> **Written task**:
Please pull out every line that includes the string "name".

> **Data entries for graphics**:
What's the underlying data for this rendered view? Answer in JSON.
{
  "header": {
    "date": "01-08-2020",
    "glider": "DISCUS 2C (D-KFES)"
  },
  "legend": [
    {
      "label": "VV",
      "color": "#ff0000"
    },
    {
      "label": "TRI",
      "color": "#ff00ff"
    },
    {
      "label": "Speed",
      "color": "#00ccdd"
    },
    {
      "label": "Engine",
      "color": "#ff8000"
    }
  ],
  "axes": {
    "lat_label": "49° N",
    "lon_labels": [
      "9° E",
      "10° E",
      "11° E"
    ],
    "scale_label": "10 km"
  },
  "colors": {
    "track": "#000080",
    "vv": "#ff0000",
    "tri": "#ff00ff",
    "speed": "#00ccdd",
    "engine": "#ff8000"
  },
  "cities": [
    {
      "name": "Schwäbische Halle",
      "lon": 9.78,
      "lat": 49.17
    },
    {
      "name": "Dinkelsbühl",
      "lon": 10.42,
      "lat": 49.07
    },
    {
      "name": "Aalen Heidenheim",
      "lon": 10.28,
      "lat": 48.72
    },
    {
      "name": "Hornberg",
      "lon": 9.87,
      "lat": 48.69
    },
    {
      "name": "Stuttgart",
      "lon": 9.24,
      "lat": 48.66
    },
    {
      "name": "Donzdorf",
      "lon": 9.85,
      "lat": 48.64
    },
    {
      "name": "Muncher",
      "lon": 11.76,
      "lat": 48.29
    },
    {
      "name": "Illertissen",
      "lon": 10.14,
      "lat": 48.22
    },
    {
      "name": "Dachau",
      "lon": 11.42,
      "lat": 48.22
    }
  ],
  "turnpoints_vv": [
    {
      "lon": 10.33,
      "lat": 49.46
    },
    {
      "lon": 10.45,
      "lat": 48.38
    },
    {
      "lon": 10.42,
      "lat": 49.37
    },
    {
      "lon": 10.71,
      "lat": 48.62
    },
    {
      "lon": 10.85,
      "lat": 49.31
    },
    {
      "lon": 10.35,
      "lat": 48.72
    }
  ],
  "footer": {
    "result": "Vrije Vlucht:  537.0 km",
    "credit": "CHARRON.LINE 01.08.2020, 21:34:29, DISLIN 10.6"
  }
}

> **Task answer**:
      "name": "Schwäbische Halle",
      "name": "Dinkelsbühl",
      "name": "Aalen Heidenheim",
      "name": "Hornberg",
      "name": "Stuttgart",
      "name": "Donzdorf",
      "name": "Muncher",
      "name": "Illertissen",
      "name": "Dachau",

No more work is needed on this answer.